EXERCISE DESCRIPTION: Select all lines in the records that include "Depot".

[Records about charts and figures]
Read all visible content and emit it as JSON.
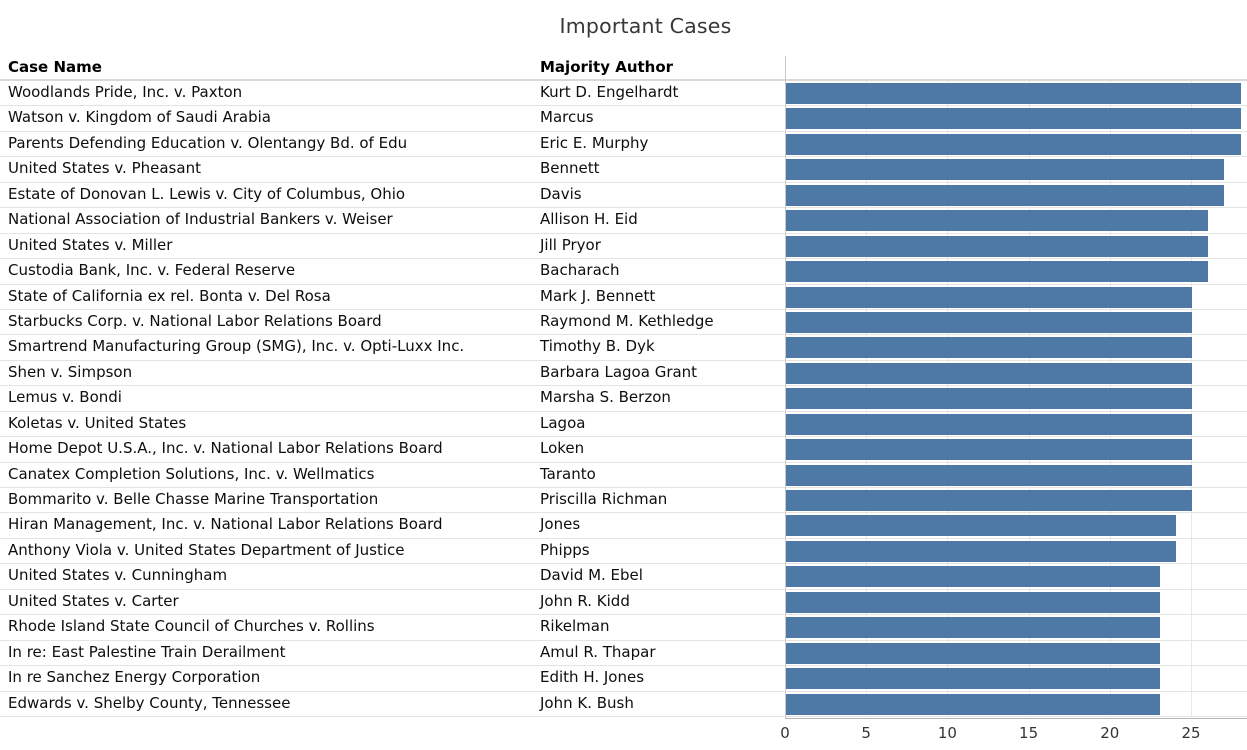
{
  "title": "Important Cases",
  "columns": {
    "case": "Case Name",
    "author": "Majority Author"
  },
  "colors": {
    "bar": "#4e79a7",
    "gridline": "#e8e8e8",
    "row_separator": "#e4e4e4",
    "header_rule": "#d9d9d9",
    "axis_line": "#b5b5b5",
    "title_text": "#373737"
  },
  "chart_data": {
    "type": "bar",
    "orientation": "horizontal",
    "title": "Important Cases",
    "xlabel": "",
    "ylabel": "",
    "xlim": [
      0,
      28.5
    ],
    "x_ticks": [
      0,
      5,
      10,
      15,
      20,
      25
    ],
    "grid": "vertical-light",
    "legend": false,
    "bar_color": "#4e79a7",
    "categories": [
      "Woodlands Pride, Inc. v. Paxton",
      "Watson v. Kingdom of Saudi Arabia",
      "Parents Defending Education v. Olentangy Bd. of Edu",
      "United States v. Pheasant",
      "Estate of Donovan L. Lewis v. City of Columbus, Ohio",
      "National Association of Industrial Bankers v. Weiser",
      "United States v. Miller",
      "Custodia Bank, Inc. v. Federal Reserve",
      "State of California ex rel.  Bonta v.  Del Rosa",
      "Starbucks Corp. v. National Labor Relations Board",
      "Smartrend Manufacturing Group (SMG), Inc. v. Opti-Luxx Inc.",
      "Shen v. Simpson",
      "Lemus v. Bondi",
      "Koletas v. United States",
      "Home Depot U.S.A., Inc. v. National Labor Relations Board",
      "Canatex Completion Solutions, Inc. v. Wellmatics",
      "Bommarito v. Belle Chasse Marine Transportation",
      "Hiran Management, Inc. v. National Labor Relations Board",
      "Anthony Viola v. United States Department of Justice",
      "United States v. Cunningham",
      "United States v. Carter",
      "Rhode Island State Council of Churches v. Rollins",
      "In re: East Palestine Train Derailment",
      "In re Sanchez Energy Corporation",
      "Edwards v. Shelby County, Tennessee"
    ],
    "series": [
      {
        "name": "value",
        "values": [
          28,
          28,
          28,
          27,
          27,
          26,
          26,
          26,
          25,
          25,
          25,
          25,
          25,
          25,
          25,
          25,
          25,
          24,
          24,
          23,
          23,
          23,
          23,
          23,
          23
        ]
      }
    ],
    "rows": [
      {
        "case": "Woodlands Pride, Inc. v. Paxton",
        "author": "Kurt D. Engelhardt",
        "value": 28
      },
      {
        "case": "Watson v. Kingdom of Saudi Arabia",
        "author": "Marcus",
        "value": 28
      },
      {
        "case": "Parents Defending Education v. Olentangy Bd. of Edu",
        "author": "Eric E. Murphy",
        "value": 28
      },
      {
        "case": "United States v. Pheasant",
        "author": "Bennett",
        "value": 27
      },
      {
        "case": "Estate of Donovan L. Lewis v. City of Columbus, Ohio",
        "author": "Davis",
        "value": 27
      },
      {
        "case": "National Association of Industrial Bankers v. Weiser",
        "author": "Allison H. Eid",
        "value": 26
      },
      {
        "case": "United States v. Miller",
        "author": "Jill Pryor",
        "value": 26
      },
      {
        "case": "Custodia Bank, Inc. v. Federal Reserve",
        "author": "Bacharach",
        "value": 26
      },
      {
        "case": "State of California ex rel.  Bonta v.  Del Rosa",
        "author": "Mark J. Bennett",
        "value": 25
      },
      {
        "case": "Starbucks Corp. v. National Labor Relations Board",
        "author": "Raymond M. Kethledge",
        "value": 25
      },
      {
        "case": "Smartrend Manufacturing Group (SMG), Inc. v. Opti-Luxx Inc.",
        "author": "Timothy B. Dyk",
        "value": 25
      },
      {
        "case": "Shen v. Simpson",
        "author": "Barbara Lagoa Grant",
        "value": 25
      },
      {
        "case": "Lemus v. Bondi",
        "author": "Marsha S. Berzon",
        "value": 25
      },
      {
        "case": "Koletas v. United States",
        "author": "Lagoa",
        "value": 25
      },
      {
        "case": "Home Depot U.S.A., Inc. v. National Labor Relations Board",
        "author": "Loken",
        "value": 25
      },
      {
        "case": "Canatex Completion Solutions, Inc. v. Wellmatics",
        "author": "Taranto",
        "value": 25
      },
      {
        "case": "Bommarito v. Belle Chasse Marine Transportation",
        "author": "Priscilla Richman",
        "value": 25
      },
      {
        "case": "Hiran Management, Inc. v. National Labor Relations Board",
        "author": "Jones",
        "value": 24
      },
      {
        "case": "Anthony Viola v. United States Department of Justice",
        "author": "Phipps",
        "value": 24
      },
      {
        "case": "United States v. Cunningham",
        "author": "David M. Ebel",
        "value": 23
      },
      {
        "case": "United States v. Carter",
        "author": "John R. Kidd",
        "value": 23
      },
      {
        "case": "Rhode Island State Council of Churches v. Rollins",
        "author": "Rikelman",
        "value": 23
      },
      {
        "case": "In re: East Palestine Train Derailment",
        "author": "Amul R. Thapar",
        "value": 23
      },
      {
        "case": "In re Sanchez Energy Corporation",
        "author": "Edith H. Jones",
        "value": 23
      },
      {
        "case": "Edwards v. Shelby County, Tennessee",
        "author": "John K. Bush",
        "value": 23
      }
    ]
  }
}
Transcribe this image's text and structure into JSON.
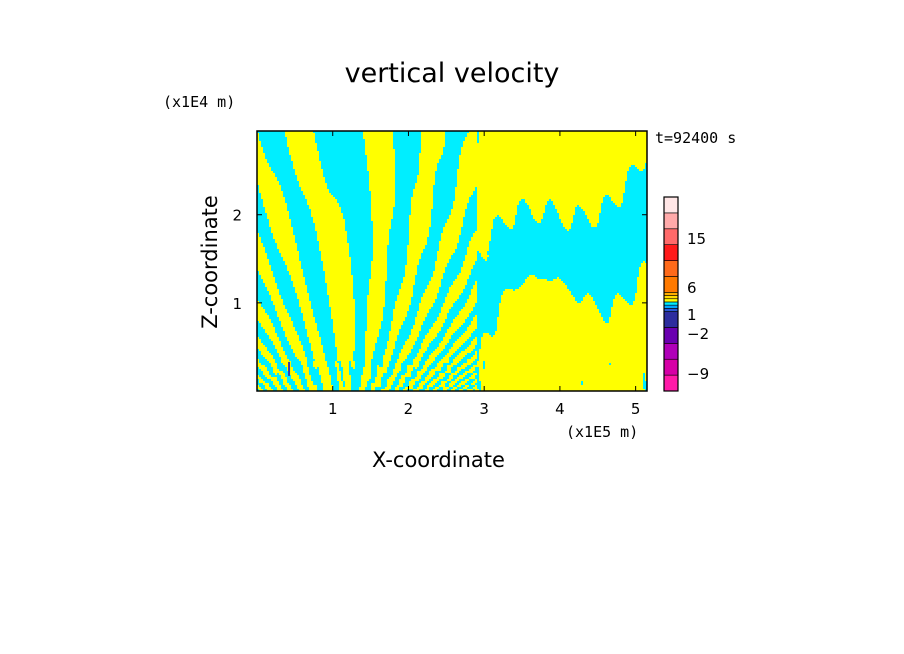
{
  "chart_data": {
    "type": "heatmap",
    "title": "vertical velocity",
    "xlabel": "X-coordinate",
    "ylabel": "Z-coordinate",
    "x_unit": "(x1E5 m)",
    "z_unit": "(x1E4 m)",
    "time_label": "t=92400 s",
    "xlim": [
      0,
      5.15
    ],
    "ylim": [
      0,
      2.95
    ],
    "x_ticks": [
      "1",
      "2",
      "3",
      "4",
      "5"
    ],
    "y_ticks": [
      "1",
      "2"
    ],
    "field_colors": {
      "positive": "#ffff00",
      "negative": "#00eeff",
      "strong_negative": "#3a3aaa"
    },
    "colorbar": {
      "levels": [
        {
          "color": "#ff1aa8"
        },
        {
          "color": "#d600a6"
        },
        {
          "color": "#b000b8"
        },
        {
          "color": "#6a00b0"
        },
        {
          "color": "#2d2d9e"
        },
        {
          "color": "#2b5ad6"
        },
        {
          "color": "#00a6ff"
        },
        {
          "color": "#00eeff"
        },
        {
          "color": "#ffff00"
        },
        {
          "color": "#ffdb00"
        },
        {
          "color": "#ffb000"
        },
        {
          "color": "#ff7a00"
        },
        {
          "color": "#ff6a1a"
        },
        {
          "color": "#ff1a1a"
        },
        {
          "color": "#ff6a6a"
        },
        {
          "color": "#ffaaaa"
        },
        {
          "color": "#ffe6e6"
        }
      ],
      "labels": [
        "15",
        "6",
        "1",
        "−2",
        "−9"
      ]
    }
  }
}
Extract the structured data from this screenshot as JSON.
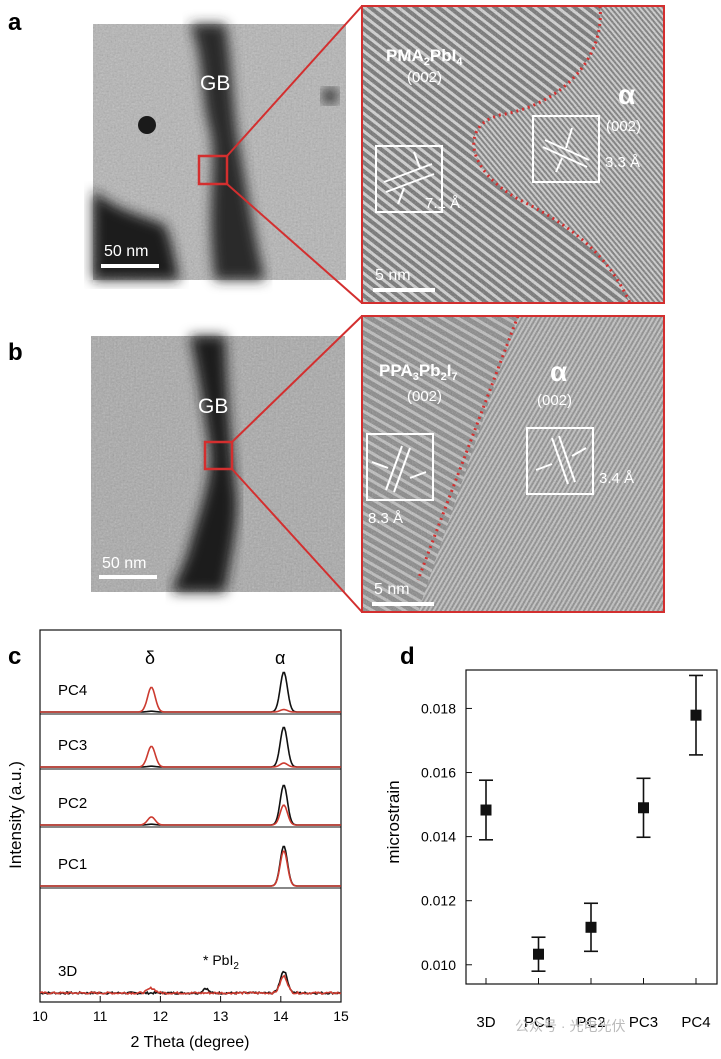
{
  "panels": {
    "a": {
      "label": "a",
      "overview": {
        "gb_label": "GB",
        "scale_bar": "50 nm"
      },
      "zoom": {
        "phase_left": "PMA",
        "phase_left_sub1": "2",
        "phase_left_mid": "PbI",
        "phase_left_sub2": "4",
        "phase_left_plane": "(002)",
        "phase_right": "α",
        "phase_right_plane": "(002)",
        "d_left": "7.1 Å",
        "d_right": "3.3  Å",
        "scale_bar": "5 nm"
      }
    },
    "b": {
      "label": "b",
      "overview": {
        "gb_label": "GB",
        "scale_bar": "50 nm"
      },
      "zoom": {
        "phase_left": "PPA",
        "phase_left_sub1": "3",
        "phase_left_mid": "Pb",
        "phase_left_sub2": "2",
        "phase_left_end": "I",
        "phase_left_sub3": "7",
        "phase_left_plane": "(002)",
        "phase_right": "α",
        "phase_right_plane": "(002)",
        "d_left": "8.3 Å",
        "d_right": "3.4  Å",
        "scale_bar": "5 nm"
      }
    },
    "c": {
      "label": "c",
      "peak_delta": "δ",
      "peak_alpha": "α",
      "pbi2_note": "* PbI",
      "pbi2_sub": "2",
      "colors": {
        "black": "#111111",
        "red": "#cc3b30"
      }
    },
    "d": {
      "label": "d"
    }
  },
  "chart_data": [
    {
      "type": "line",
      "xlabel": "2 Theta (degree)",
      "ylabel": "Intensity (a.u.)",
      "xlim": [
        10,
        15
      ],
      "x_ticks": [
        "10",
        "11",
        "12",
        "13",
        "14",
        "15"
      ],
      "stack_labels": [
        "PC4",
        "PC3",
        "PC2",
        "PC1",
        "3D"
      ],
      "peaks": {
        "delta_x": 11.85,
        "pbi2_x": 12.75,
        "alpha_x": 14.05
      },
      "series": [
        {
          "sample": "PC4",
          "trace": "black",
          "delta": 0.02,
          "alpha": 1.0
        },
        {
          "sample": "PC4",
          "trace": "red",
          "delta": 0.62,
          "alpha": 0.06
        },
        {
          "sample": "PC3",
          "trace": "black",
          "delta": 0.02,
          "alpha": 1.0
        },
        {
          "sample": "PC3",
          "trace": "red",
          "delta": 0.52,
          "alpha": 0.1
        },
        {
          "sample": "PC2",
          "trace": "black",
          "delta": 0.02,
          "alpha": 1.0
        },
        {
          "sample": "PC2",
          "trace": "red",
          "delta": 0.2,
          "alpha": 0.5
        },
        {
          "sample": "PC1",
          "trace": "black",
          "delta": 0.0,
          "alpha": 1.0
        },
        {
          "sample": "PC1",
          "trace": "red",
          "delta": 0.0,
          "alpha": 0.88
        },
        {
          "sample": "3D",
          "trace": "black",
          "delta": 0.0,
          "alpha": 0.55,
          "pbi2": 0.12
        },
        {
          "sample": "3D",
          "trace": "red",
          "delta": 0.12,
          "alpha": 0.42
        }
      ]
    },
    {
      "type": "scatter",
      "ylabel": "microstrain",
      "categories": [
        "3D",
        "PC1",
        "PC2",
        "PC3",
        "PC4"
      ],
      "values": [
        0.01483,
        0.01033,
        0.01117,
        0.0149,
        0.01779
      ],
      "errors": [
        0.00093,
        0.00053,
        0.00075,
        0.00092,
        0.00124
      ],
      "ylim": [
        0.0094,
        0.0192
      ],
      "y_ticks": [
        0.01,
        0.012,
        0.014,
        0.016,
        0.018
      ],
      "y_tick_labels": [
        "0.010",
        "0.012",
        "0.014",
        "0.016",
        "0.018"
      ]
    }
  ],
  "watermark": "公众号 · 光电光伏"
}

FINAL RESULT:
      "Home Depot U.S.A., Inc. v. National Labor Relations Board",
        "case": "Home Depot U.S.A., Inc. v. National Labor Relations Board",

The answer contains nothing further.